Source items:
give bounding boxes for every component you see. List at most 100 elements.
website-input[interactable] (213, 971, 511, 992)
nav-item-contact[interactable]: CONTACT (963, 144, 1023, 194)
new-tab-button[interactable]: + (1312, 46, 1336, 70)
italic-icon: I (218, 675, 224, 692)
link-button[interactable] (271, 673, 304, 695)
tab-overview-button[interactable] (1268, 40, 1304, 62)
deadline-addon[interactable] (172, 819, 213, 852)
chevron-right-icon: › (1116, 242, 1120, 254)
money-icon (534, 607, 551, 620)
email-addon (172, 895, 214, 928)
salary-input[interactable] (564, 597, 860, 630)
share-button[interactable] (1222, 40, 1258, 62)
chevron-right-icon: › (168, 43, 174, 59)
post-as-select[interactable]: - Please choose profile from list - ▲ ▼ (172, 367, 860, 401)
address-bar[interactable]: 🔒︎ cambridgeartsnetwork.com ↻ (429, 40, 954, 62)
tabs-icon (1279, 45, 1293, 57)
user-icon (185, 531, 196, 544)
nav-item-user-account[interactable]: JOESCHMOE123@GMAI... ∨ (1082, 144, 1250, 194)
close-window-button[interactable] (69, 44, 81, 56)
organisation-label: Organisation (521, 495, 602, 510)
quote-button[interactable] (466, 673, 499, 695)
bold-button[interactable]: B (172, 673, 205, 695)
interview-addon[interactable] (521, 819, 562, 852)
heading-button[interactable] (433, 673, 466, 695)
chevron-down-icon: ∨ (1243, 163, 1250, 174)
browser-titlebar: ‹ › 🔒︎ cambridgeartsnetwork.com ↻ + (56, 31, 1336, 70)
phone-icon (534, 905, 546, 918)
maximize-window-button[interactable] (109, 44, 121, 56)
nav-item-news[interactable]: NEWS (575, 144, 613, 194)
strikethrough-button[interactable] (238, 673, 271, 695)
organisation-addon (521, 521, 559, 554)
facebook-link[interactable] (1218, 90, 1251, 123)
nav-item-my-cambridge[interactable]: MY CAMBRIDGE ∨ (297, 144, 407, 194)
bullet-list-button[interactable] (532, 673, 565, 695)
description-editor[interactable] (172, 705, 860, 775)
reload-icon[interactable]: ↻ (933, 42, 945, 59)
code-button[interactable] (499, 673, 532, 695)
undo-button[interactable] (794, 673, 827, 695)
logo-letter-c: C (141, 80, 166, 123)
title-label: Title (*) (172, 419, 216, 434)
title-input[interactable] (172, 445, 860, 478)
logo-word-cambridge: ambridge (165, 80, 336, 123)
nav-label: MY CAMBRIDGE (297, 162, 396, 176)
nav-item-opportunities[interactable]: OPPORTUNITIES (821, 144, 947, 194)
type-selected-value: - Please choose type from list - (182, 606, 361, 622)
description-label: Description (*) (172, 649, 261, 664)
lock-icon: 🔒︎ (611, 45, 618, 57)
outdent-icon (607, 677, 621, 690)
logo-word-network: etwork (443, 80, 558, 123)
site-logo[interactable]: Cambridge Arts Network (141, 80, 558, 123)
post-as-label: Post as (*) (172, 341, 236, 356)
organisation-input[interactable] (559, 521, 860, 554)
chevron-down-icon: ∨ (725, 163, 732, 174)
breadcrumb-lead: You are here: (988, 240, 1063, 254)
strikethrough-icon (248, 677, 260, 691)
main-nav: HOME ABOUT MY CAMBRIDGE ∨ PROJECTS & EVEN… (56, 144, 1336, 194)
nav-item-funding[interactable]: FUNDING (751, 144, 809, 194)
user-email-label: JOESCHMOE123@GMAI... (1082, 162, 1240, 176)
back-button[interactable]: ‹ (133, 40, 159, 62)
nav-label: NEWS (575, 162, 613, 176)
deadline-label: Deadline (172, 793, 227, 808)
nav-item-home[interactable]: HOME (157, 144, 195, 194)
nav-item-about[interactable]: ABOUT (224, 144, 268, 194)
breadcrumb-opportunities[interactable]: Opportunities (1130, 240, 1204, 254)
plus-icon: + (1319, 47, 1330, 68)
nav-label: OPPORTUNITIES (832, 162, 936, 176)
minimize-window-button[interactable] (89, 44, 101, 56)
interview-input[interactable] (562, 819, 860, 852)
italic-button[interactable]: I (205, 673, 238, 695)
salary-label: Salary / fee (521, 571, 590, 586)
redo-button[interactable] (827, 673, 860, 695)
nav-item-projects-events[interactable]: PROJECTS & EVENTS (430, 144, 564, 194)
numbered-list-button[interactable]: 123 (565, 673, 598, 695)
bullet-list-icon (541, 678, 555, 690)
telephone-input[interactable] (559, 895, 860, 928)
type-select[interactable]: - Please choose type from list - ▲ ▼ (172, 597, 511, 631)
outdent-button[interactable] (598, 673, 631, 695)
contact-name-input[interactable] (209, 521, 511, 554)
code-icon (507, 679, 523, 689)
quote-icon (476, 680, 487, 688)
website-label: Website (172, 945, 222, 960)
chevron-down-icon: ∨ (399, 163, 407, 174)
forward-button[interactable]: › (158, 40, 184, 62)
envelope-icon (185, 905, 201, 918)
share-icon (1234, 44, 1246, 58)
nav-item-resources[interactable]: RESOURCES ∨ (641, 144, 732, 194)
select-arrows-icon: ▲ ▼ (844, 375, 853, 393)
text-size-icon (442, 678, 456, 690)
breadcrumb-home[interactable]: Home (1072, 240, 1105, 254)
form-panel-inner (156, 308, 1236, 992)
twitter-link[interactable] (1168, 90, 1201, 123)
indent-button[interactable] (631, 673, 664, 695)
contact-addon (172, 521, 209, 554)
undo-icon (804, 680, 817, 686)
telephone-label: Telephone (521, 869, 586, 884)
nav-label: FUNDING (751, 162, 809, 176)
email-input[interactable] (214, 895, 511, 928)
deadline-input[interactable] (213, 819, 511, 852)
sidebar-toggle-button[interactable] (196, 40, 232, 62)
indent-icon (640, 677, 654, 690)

EXERCISE TASK: Retype the items from the very first line through the line containing "reload-icon[interactable]: ↻ (933, 42, 945, 59)", including both ends.

RESULT OF THE TASK:
give bounding boxes for every component you see. List at most 100 elements.
website-input[interactable] (213, 971, 511, 992)
nav-item-contact[interactable]: CONTACT (963, 144, 1023, 194)
new-tab-button[interactable]: + (1312, 46, 1336, 70)
italic-icon: I (218, 675, 224, 692)
link-button[interactable] (271, 673, 304, 695)
tab-overview-button[interactable] (1268, 40, 1304, 62)
deadline-addon[interactable] (172, 819, 213, 852)
chevron-right-icon: › (1116, 242, 1120, 254)
money-icon (534, 607, 551, 620)
email-addon (172, 895, 214, 928)
salary-input[interactable] (564, 597, 860, 630)
share-button[interactable] (1222, 40, 1258, 62)
chevron-right-icon: › (168, 43, 174, 59)
post-as-select[interactable]: - Please choose profile from list - ▲ ▼ (172, 367, 860, 401)
address-bar[interactable]: 🔒︎ cambridgeartsnetwork.com ↻ (429, 40, 954, 62)
tabs-icon (1279, 45, 1293, 57)
user-icon (185, 531, 196, 544)
nav-item-user-account[interactable]: JOESCHMOE123@GMAI... ∨ (1082, 144, 1250, 194)
close-window-button[interactable] (69, 44, 81, 56)
organisation-label: Organisation (521, 495, 602, 510)
quote-button[interactable] (466, 673, 499, 695)
bold-button[interactable]: B (172, 673, 205, 695)
interview-addon[interactable] (521, 819, 562, 852)
heading-button[interactable] (433, 673, 466, 695)
chevron-down-icon: ∨ (1243, 163, 1250, 174)
browser-titlebar: ‹ › 🔒︎ cambridgeartsnetwork.com ↻ + (56, 31, 1336, 70)
phone-icon (534, 905, 546, 918)
maximize-window-button[interactable] (109, 44, 121, 56)
nav-item-news[interactable]: NEWS (575, 144, 613, 194)
strikethrough-button[interactable] (238, 673, 271, 695)
organisation-addon (521, 521, 559, 554)
facebook-link[interactable] (1218, 90, 1251, 123)
nav-item-my-cambridge[interactable]: MY CAMBRIDGE ∨ (297, 144, 407, 194)
bullet-list-button[interactable] (532, 673, 565, 695)
description-editor[interactable] (172, 705, 860, 775)
reload-icon[interactable]: ↻ (933, 42, 945, 59)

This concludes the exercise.